OBJECTIVE ->
Scan the listing below for the word "opad" and state how many lines hold it. Write nothing but the number.
------ EXCERPTED DATA
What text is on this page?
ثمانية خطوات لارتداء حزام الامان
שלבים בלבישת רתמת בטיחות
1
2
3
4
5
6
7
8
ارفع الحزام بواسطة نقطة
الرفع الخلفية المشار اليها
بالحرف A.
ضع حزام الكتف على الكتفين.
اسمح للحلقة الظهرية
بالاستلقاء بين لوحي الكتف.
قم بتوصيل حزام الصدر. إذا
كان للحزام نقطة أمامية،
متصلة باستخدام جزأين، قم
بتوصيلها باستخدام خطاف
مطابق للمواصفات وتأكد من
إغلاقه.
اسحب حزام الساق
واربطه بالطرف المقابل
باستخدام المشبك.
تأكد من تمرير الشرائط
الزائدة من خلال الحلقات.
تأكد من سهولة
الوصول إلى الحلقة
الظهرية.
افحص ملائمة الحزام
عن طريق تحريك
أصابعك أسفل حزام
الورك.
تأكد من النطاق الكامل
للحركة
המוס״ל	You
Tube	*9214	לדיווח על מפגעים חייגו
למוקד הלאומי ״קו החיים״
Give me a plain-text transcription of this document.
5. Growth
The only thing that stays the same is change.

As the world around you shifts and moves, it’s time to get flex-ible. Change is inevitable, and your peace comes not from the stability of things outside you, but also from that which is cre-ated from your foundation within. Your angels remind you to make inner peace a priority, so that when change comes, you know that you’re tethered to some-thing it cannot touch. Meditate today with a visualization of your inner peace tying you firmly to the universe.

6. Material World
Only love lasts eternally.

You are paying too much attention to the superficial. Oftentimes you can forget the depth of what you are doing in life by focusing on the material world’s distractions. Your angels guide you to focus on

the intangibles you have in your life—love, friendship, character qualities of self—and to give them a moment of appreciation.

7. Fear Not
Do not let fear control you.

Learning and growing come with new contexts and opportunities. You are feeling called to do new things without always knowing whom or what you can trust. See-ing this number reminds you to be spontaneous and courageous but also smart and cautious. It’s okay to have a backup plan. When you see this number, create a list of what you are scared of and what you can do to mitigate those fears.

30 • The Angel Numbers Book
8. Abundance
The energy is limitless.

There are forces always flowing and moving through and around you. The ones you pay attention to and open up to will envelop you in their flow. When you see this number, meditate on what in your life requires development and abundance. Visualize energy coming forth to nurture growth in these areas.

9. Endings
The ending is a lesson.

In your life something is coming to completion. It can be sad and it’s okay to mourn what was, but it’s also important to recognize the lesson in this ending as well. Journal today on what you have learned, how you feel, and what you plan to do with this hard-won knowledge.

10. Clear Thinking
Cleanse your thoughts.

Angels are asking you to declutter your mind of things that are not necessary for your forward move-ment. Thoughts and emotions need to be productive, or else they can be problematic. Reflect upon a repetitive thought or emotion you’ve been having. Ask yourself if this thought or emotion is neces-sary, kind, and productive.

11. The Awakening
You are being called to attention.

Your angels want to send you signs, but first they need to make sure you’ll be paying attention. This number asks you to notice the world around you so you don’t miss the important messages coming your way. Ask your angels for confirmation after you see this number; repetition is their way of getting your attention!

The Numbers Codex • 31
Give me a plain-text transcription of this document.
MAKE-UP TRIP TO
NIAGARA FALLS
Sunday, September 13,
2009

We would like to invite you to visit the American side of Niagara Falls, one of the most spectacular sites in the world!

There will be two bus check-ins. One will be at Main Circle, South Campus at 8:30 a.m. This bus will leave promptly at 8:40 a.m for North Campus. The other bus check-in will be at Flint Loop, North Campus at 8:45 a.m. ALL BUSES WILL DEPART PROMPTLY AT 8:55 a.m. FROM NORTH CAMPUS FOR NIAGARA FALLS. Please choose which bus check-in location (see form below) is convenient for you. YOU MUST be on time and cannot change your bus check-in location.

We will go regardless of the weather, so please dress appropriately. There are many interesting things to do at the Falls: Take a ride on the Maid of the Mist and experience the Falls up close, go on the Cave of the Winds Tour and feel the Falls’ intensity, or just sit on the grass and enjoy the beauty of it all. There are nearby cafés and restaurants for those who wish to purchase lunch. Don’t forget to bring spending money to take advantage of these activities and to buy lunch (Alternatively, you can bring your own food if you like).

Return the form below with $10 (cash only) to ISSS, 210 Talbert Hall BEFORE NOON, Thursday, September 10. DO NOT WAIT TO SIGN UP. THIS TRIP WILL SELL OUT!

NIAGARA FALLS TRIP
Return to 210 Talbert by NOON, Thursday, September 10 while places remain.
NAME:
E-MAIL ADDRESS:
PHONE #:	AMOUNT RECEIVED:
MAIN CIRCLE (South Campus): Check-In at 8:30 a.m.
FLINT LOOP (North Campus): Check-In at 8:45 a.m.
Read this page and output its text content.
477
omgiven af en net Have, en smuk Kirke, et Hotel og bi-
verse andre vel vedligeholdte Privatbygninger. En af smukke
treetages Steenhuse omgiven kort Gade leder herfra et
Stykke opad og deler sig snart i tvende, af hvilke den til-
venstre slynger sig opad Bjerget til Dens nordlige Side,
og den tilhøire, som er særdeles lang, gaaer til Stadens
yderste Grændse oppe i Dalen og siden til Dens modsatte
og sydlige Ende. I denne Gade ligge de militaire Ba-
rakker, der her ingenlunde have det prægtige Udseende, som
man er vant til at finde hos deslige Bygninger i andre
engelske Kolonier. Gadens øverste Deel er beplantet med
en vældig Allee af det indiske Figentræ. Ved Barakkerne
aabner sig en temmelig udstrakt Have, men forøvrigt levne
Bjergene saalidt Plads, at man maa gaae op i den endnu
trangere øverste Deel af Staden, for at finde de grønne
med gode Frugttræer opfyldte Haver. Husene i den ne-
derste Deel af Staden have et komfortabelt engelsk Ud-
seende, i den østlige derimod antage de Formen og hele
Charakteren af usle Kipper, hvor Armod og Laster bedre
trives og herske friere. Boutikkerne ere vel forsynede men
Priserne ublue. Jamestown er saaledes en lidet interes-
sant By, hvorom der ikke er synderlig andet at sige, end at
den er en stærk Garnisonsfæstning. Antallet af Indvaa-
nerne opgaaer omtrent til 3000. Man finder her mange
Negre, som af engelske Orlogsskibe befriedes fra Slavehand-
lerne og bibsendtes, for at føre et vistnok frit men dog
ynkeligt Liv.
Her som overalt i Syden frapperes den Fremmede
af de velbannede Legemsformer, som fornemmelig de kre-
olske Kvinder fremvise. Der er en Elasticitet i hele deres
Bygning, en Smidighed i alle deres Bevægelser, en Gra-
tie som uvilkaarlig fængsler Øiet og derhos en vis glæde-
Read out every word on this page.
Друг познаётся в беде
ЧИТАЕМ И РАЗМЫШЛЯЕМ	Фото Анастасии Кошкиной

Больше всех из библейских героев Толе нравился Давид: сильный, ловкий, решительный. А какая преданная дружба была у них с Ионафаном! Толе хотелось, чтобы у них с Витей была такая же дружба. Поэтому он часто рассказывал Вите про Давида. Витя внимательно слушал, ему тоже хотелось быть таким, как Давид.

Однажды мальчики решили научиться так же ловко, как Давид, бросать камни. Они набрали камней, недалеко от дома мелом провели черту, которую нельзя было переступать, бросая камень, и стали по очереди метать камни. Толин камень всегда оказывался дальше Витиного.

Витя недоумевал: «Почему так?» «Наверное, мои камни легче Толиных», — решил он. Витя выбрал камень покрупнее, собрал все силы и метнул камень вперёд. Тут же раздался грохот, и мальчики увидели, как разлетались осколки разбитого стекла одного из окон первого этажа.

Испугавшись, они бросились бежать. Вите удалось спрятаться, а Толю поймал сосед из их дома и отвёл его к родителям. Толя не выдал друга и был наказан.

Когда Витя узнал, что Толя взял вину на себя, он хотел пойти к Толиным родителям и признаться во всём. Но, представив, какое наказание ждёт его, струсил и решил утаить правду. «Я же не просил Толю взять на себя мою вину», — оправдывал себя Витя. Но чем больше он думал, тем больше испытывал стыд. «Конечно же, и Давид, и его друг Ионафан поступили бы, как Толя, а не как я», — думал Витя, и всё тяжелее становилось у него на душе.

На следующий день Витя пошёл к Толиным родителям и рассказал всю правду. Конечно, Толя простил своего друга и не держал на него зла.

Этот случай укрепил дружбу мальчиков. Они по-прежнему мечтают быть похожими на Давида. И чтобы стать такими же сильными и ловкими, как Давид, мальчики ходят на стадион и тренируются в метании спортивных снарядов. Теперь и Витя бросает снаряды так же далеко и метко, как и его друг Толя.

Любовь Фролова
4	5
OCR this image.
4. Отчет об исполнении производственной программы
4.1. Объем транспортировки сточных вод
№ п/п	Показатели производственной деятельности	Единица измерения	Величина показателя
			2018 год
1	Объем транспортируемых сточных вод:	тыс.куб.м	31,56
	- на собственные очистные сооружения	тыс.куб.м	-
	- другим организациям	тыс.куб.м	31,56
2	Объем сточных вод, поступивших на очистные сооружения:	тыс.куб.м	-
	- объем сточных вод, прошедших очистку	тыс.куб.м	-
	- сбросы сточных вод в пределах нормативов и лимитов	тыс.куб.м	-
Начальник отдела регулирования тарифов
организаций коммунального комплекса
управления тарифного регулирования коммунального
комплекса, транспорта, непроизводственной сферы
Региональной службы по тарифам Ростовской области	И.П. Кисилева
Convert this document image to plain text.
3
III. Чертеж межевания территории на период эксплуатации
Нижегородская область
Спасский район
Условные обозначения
------------
CORRECT RESPONSE ->
2